-- Entries start --
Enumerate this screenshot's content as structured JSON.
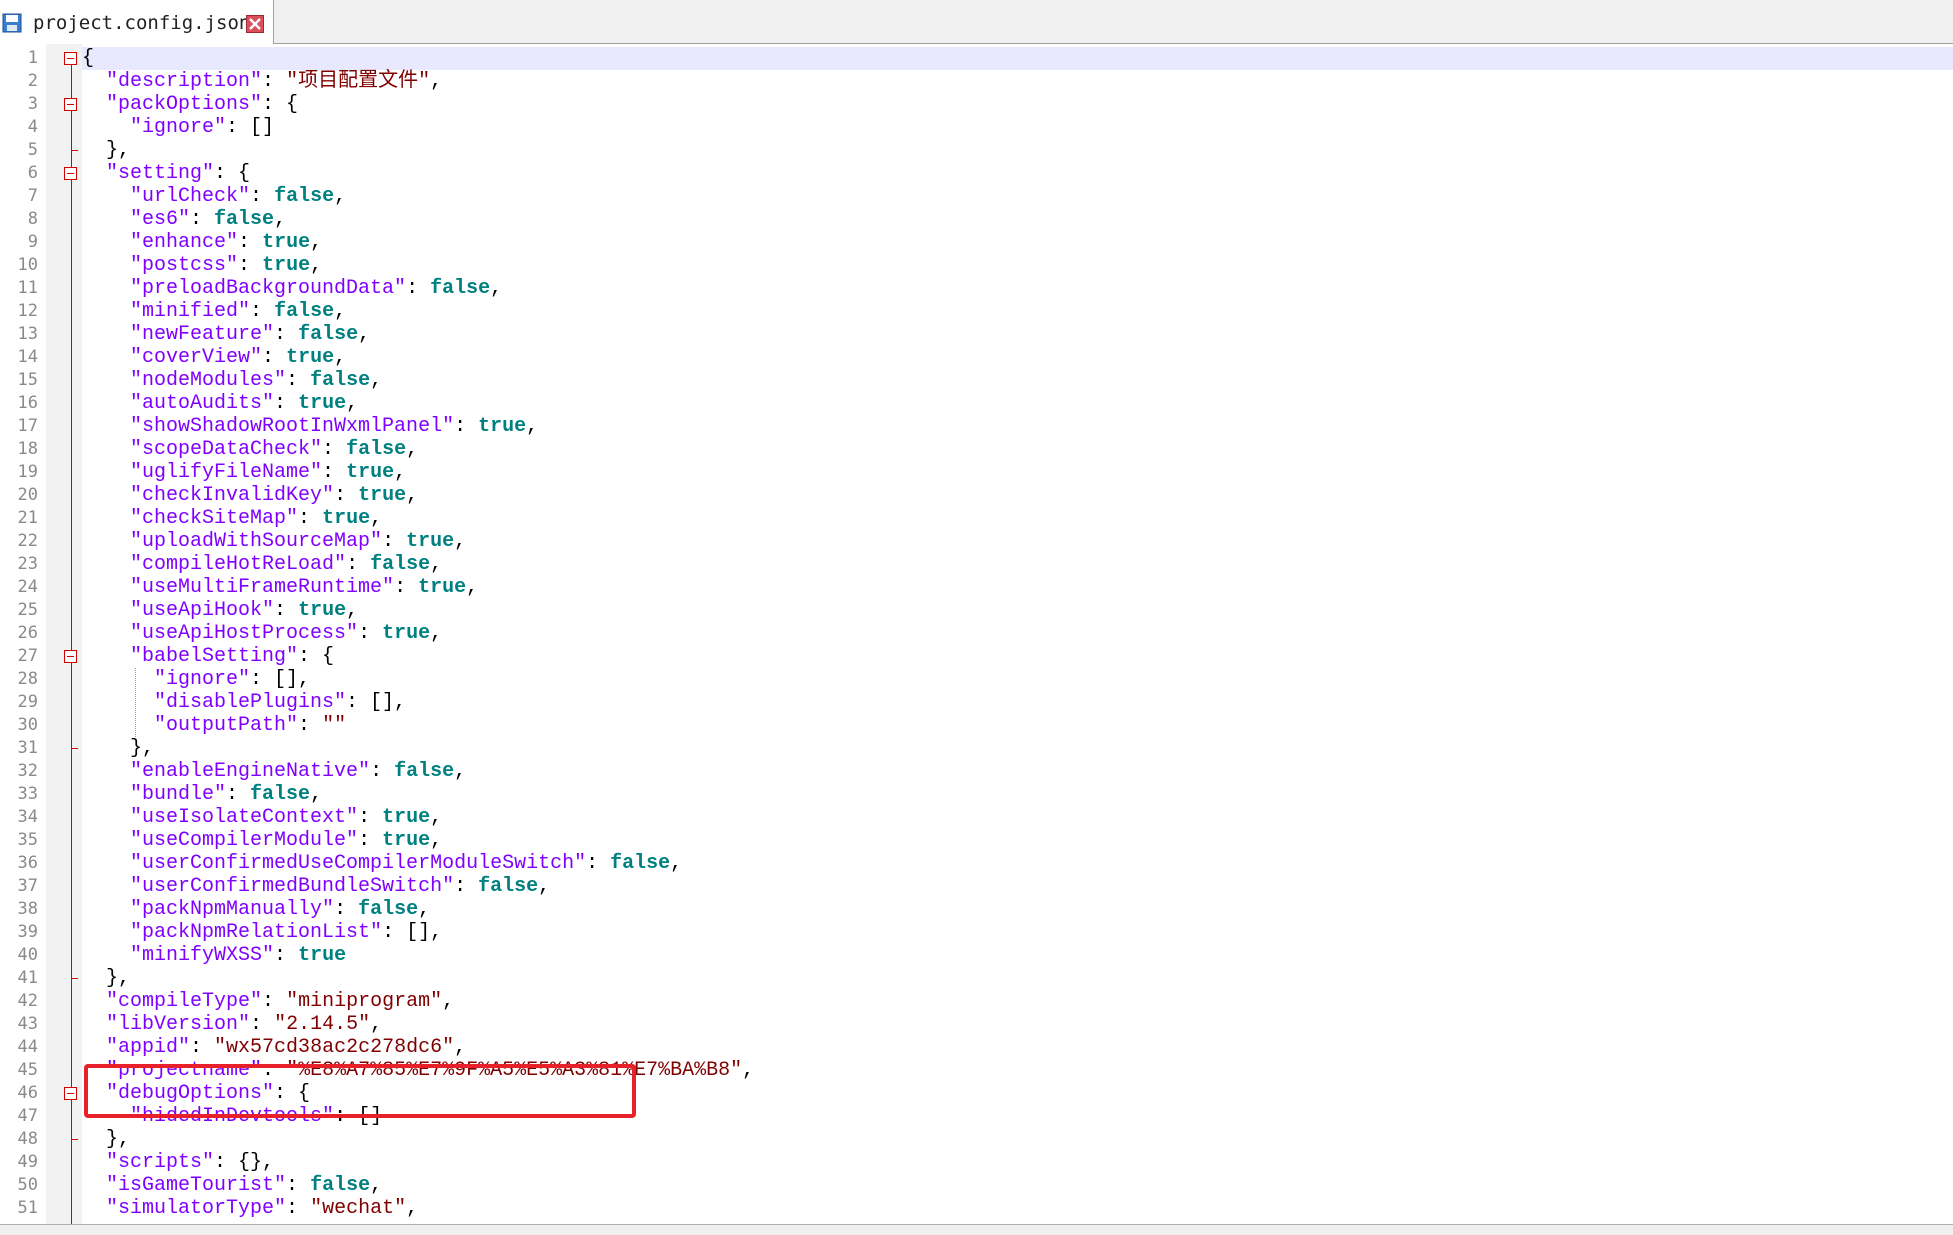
{
  "tab": {
    "filename": "project.config.json",
    "icon": "save-disk-icon",
    "close_icon": "close-icon",
    "accent": "#d40000"
  },
  "line_numbers": [
    "1",
    "2",
    "3",
    "4",
    "5",
    "6",
    "7",
    "8",
    "9",
    "10",
    "11",
    "12",
    "13",
    "14",
    "15",
    "16",
    "17",
    "18",
    "19",
    "20",
    "21",
    "22",
    "23",
    "24",
    "25",
    "26",
    "27",
    "28",
    "29",
    "30",
    "31",
    "32",
    "33",
    "34",
    "35",
    "36",
    "37",
    "38",
    "39",
    "40",
    "41",
    "42",
    "43",
    "44",
    "45",
    "46",
    "47",
    "48",
    "49",
    "50",
    "51"
  ],
  "lines": [
    {
      "ind": 0,
      "t": [
        [
          "p",
          "{"
        ]
      ]
    },
    {
      "ind": 1,
      "t": [
        [
          "k",
          "\"description\""
        ],
        [
          "p",
          ": "
        ],
        [
          "s",
          "\"项目配置文件\""
        ],
        [
          "p",
          ","
        ]
      ]
    },
    {
      "ind": 1,
      "t": [
        [
          "k",
          "\"packOptions\""
        ],
        [
          "p",
          ": {"
        ]
      ]
    },
    {
      "ind": 2,
      "t": [
        [
          "k",
          "\"ignore\""
        ],
        [
          "p",
          ": []"
        ]
      ]
    },
    {
      "ind": 1,
      "t": [
        [
          "p",
          "},"
        ]
      ]
    },
    {
      "ind": 1,
      "t": [
        [
          "k",
          "\"setting\""
        ],
        [
          "p",
          ": {"
        ]
      ]
    },
    {
      "ind": 2,
      "t": [
        [
          "k",
          "\"urlCheck\""
        ],
        [
          "p",
          ": "
        ],
        [
          "b",
          "false"
        ],
        [
          "p",
          ","
        ]
      ]
    },
    {
      "ind": 2,
      "t": [
        [
          "k",
          "\"es6\""
        ],
        [
          "p",
          ": "
        ],
        [
          "b",
          "false"
        ],
        [
          "p",
          ","
        ]
      ]
    },
    {
      "ind": 2,
      "t": [
        [
          "k",
          "\"enhance\""
        ],
        [
          "p",
          ": "
        ],
        [
          "b",
          "true"
        ],
        [
          "p",
          ","
        ]
      ]
    },
    {
      "ind": 2,
      "t": [
        [
          "k",
          "\"postcss\""
        ],
        [
          "p",
          ": "
        ],
        [
          "b",
          "true"
        ],
        [
          "p",
          ","
        ]
      ]
    },
    {
      "ind": 2,
      "t": [
        [
          "k",
          "\"preloadBackgroundData\""
        ],
        [
          "p",
          ": "
        ],
        [
          "b",
          "false"
        ],
        [
          "p",
          ","
        ]
      ]
    },
    {
      "ind": 2,
      "t": [
        [
          "k",
          "\"minified\""
        ],
        [
          "p",
          ": "
        ],
        [
          "b",
          "false"
        ],
        [
          "p",
          ","
        ]
      ]
    },
    {
      "ind": 2,
      "t": [
        [
          "k",
          "\"newFeature\""
        ],
        [
          "p",
          ": "
        ],
        [
          "b",
          "false"
        ],
        [
          "p",
          ","
        ]
      ]
    },
    {
      "ind": 2,
      "t": [
        [
          "k",
          "\"coverView\""
        ],
        [
          "p",
          ": "
        ],
        [
          "b",
          "true"
        ],
        [
          "p",
          ","
        ]
      ]
    },
    {
      "ind": 2,
      "t": [
        [
          "k",
          "\"nodeModules\""
        ],
        [
          "p",
          ": "
        ],
        [
          "b",
          "false"
        ],
        [
          "p",
          ","
        ]
      ]
    },
    {
      "ind": 2,
      "t": [
        [
          "k",
          "\"autoAudits\""
        ],
        [
          "p",
          ": "
        ],
        [
          "b",
          "true"
        ],
        [
          "p",
          ","
        ]
      ]
    },
    {
      "ind": 2,
      "t": [
        [
          "k",
          "\"showShadowRootInWxmlPanel\""
        ],
        [
          "p",
          ": "
        ],
        [
          "b",
          "true"
        ],
        [
          "p",
          ","
        ]
      ]
    },
    {
      "ind": 2,
      "t": [
        [
          "k",
          "\"scopeDataCheck\""
        ],
        [
          "p",
          ": "
        ],
        [
          "b",
          "false"
        ],
        [
          "p",
          ","
        ]
      ]
    },
    {
      "ind": 2,
      "t": [
        [
          "k",
          "\"uglifyFileName\""
        ],
        [
          "p",
          ": "
        ],
        [
          "b",
          "true"
        ],
        [
          "p",
          ","
        ]
      ]
    },
    {
      "ind": 2,
      "t": [
        [
          "k",
          "\"checkInvalidKey\""
        ],
        [
          "p",
          ": "
        ],
        [
          "b",
          "true"
        ],
        [
          "p",
          ","
        ]
      ]
    },
    {
      "ind": 2,
      "t": [
        [
          "k",
          "\"checkSiteMap\""
        ],
        [
          "p",
          ": "
        ],
        [
          "b",
          "true"
        ],
        [
          "p",
          ","
        ]
      ]
    },
    {
      "ind": 2,
      "t": [
        [
          "k",
          "\"uploadWithSourceMap\""
        ],
        [
          "p",
          ": "
        ],
        [
          "b",
          "true"
        ],
        [
          "p",
          ","
        ]
      ]
    },
    {
      "ind": 2,
      "t": [
        [
          "k",
          "\"compileHotReLoad\""
        ],
        [
          "p",
          ": "
        ],
        [
          "b",
          "false"
        ],
        [
          "p",
          ","
        ]
      ]
    },
    {
      "ind": 2,
      "t": [
        [
          "k",
          "\"useMultiFrameRuntime\""
        ],
        [
          "p",
          ": "
        ],
        [
          "b",
          "true"
        ],
        [
          "p",
          ","
        ]
      ]
    },
    {
      "ind": 2,
      "t": [
        [
          "k",
          "\"useApiHook\""
        ],
        [
          "p",
          ": "
        ],
        [
          "b",
          "true"
        ],
        [
          "p",
          ","
        ]
      ]
    },
    {
      "ind": 2,
      "t": [
        [
          "k",
          "\"useApiHostProcess\""
        ],
        [
          "p",
          ": "
        ],
        [
          "b",
          "true"
        ],
        [
          "p",
          ","
        ]
      ]
    },
    {
      "ind": 2,
      "t": [
        [
          "k",
          "\"babelSetting\""
        ],
        [
          "p",
          ": {"
        ]
      ]
    },
    {
      "ind": 3,
      "t": [
        [
          "k",
          "\"ignore\""
        ],
        [
          "p",
          ": [],"
        ]
      ]
    },
    {
      "ind": 3,
      "t": [
        [
          "k",
          "\"disablePlugins\""
        ],
        [
          "p",
          ": [],"
        ]
      ]
    },
    {
      "ind": 3,
      "t": [
        [
          "k",
          "\"outputPath\""
        ],
        [
          "p",
          ": "
        ],
        [
          "s",
          "\"\""
        ]
      ]
    },
    {
      "ind": 2,
      "t": [
        [
          "p",
          "},"
        ]
      ]
    },
    {
      "ind": 2,
      "t": [
        [
          "k",
          "\"enableEngineNative\""
        ],
        [
          "p",
          ": "
        ],
        [
          "b",
          "false"
        ],
        [
          "p",
          ","
        ]
      ]
    },
    {
      "ind": 2,
      "t": [
        [
          "k",
          "\"bundle\""
        ],
        [
          "p",
          ": "
        ],
        [
          "b",
          "false"
        ],
        [
          "p",
          ","
        ]
      ]
    },
    {
      "ind": 2,
      "t": [
        [
          "k",
          "\"useIsolateContext\""
        ],
        [
          "p",
          ": "
        ],
        [
          "b",
          "true"
        ],
        [
          "p",
          ","
        ]
      ]
    },
    {
      "ind": 2,
      "t": [
        [
          "k",
          "\"useCompilerModule\""
        ],
        [
          "p",
          ": "
        ],
        [
          "b",
          "true"
        ],
        [
          "p",
          ","
        ]
      ]
    },
    {
      "ind": 2,
      "t": [
        [
          "k",
          "\"userConfirmedUseCompilerModuleSwitch\""
        ],
        [
          "p",
          ": "
        ],
        [
          "b",
          "false"
        ],
        [
          "p",
          ","
        ]
      ]
    },
    {
      "ind": 2,
      "t": [
        [
          "k",
          "\"userConfirmedBundleSwitch\""
        ],
        [
          "p",
          ": "
        ],
        [
          "b",
          "false"
        ],
        [
          "p",
          ","
        ]
      ]
    },
    {
      "ind": 2,
      "t": [
        [
          "k",
          "\"packNpmManually\""
        ],
        [
          "p",
          ": "
        ],
        [
          "b",
          "false"
        ],
        [
          "p",
          ","
        ]
      ]
    },
    {
      "ind": 2,
      "t": [
        [
          "k",
          "\"packNpmRelationList\""
        ],
        [
          "p",
          ": [],"
        ]
      ]
    },
    {
      "ind": 2,
      "t": [
        [
          "k",
          "\"minifyWXSS\""
        ],
        [
          "p",
          ": "
        ],
        [
          "b",
          "true"
        ]
      ]
    },
    {
      "ind": 1,
      "t": [
        [
          "p",
          "},"
        ]
      ]
    },
    {
      "ind": 1,
      "t": [
        [
          "k",
          "\"compileType\""
        ],
        [
          "p",
          ": "
        ],
        [
          "s",
          "\"miniprogram\""
        ],
        [
          "p",
          ","
        ]
      ]
    },
    {
      "ind": 1,
      "t": [
        [
          "k",
          "\"libVersion\""
        ],
        [
          "p",
          ": "
        ],
        [
          "s",
          "\"2.14.5\""
        ],
        [
          "p",
          ","
        ]
      ]
    },
    {
      "ind": 1,
      "t": [
        [
          "k",
          "\"appid\""
        ],
        [
          "p",
          ": "
        ],
        [
          "s",
          "\"wx57cd38ac2c278dc6\""
        ],
        [
          "p",
          ","
        ]
      ]
    },
    {
      "ind": 1,
      "t": [
        [
          "k",
          "\"projectname\""
        ],
        [
          "p",
          ": "
        ],
        [
          "s",
          "\"%E8%A7%85%E7%9F%A5%E5%A3%81%E7%BA%B8\""
        ],
        [
          "p",
          ","
        ]
      ]
    },
    {
      "ind": 1,
      "t": [
        [
          "k",
          "\"debugOptions\""
        ],
        [
          "p",
          ": {"
        ]
      ]
    },
    {
      "ind": 2,
      "t": [
        [
          "k",
          "\"hidedInDevtools\""
        ],
        [
          "p",
          ": []"
        ]
      ]
    },
    {
      "ind": 1,
      "t": [
        [
          "p",
          "},"
        ]
      ]
    },
    {
      "ind": 1,
      "t": [
        [
          "k",
          "\"scripts\""
        ],
        [
          "p",
          ": {},"
        ]
      ]
    },
    {
      "ind": 1,
      "t": [
        [
          "k",
          "\"isGameTourist\""
        ],
        [
          "p",
          ": "
        ],
        [
          "b",
          "false"
        ],
        [
          "p",
          ","
        ]
      ]
    },
    {
      "ind": 1,
      "t": [
        [
          "k",
          "\"simulatorType\""
        ],
        [
          "p",
          ": "
        ],
        [
          "s",
          "\"wechat\""
        ],
        [
          "p",
          ","
        ]
      ]
    }
  ],
  "fold_open_lines": [
    1,
    3,
    6,
    27,
    46
  ],
  "fold_end_lines": [
    5,
    31,
    41,
    48
  ],
  "highlight": {
    "first_line": 43,
    "last_line": 45,
    "color": "#e8202a"
  },
  "colors": {
    "key": "#8000ff",
    "string": "#800000",
    "boolean": "#008080",
    "punct": "#000000"
  }
}
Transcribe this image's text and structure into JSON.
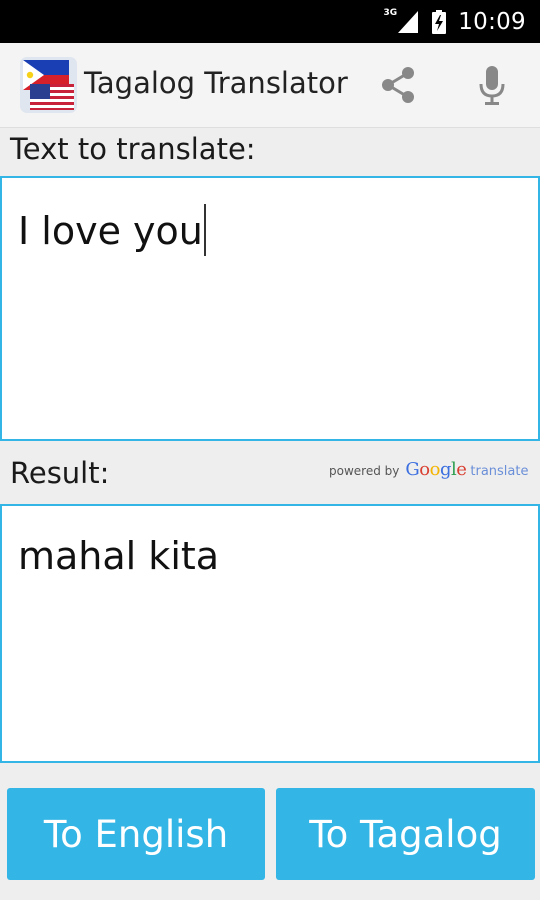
{
  "status_bar": {
    "network_type": "3G",
    "time": "10:09"
  },
  "action_bar": {
    "title": "Tagalog Translator",
    "icons": [
      "app-flag-icon",
      "share-icon",
      "microphone-icon"
    ]
  },
  "input": {
    "label": "Text to translate:",
    "value": "I love you"
  },
  "result": {
    "label": "Result:",
    "value": "mahal kita",
    "attribution": {
      "powered_by": "powered by",
      "google": "Google",
      "translate": "translate"
    }
  },
  "buttons": {
    "to_english": "To English",
    "to_tagalog": "To Tagalog"
  },
  "colors": {
    "accent": "#33b5e5",
    "status_bar": "#000000",
    "action_bar": "#f4f4f4",
    "background": "#eeeeee"
  }
}
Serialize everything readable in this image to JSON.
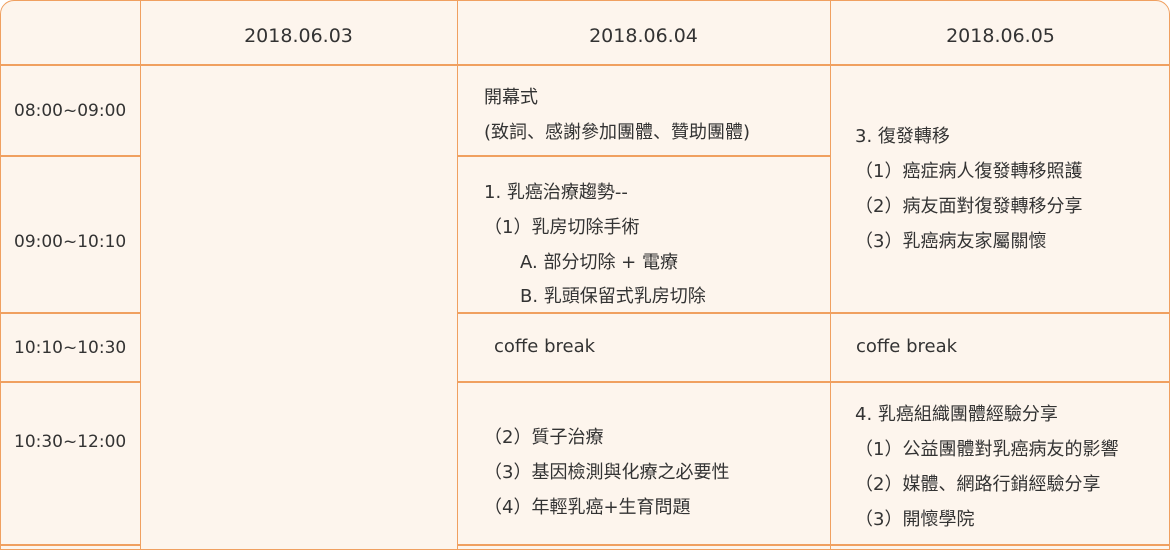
{
  "table": {
    "dates": [
      "2018.06.03",
      "2018.06.04",
      "2018.06.05"
    ],
    "times": [
      "08:00~09:00",
      "09:00~10:10",
      "10:10~10:30",
      "10:30~12:00"
    ],
    "day2": {
      "opening": [
        "開幕式",
        "(致詞、感謝參加團體、贊助團體)"
      ],
      "session1": [
        "1. 乳癌治療趨勢--",
        "（1）乳房切除手術",
        "A. 部分切除 + 電療",
        "B. 乳頭保留式乳房切除"
      ],
      "break": "coffe break",
      "session2": [
        "（2）質子治療",
        "（3）基因檢測與化療之必要性",
        "（4）年輕乳癌+生育問題"
      ]
    },
    "day3": {
      "session3": [
        "3.  復發轉移",
        "（1）癌症病人復發轉移照護",
        "（2）病友面對復發轉移分享",
        "（3）乳癌病友家屬關懷"
      ],
      "break": "coffe break",
      "session4": [
        "4.  乳癌組織團體經驗分享",
        "（1）公益團體對乳癌病友的影響",
        "（2）媒體、網路行銷經驗分享",
        "（3）開懷學院"
      ]
    }
  },
  "colors": {
    "border": "#f0a060",
    "background": "#fdf5ed",
    "text": "#333333"
  }
}
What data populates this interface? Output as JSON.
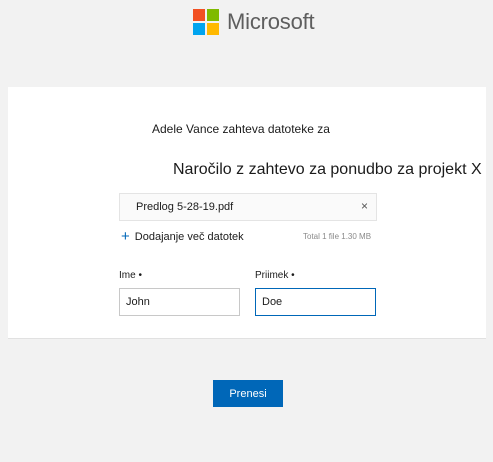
{
  "brand": {
    "name": "Microsoft",
    "logo_colors": [
      "#f25022",
      "#7fba00",
      "#00a4ef",
      "#ffb900"
    ]
  },
  "request": {
    "requester_line": "Adele Vance zahteva datoteke za",
    "title": "Naročilo z zahtevo za ponudbo za projekt X"
  },
  "file": {
    "name": "Predlog 5-28-19.pdf",
    "remove_icon": "close-icon",
    "remove_glyph": "×"
  },
  "add_files": {
    "icon": "plus-icon",
    "glyph": "+",
    "label": "Dodajanje več datotek"
  },
  "total": "Total 1 file  1.30 MB",
  "form": {
    "first_name_label": "Ime •",
    "first_name_value": "John",
    "last_name_label": "Priimek •",
    "last_name_value": "Doe"
  },
  "upload_label": "Prenesi",
  "colors": {
    "accent": "#0067b8",
    "page_bg": "#f2f2f2"
  }
}
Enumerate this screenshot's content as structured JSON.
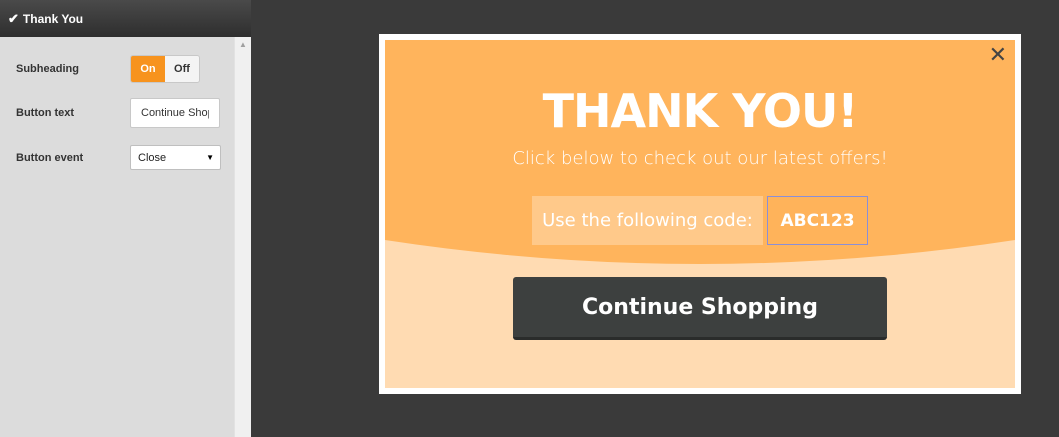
-- Entries end --
_Your objective_
Without the pictures, retype exactly the lines from the one that holds "Serialize everything readable" to the last line of the data above, both of them included.

_Reply_
Serialize everything readable in this image to JSON.
{
  "table": {
    "dates": [
      "2018.06.03",
      "2018.06.04",
      "2018.06.05"
    ],
    "times": [
      "08:00~09:00",
      "09:00~10:10",
      "10:10~10:30",
      "10:30~12:00"
    ],
    "day2": {
      "opening": [
        "開幕式",
        "(致詞、感謝參加團體、贊助團體)"
      ],
      "session1": [
        "1. 乳癌治療趨勢--",
        "（1）乳房切除手術",
        "A. 部分切除 + 電療",
        "B. 乳頭保留式乳房切除"
      ],
      "break": "coffe break",
      "session2": [
        "（2）質子治療",
        "（3）基因檢測與化療之必要性",
        "（4）年輕乳癌+生育問題"
      ]
    },
    "day3": {
      "session3": [
        "3.  復發轉移",
        "（1）癌症病人復發轉移照護",
        "（2）病友面對復發轉移分享",
        "（3）乳癌病友家屬關懷"
      ],
      "break": "coffe break",
      "session4": [
        "4.  乳癌組織團體經驗分享",
        "（1）公益團體對乳癌病友的影響",
        "（2）媒體、網路行銷經驗分享",
        "（3）開懷學院"
      ]
    }
  },
  "colors": {
    "border": "#f0a060",
    "background": "#fdf5ed",
    "text": "#333333"
  }
}
What data populates this interface? Output as JSON.
{
  "brand": {
    "name": "Microsoft",
    "logo_colors": [
      "#f25022",
      "#7fba00",
      "#00a4ef",
      "#ffb900"
    ]
  },
  "request": {
    "requester_line": "Adele Vance zahteva datoteke za",
    "title": "Naročilo z zahtevo za ponudbo za projekt X"
  },
  "file": {
    "name": "Predlog 5-28-19.pdf",
    "remove_icon": "close-icon",
    "remove_glyph": "×"
  },
  "add_files": {
    "icon": "plus-icon",
    "glyph": "+",
    "label": "Dodajanje več datotek"
  },
  "total": "Total 1 file  1.30 MB",
  "form": {
    "first_name_label": "Ime •",
    "first_name_value": "John",
    "last_name_label": "Priimek •",
    "last_name_value": "Doe"
  },
  "upload_label": "Prenesi",
  "colors": {
    "accent": "#0067b8",
    "page_bg": "#f2f2f2"
  }
}
Enumerate this screenshot's content as structured JSON.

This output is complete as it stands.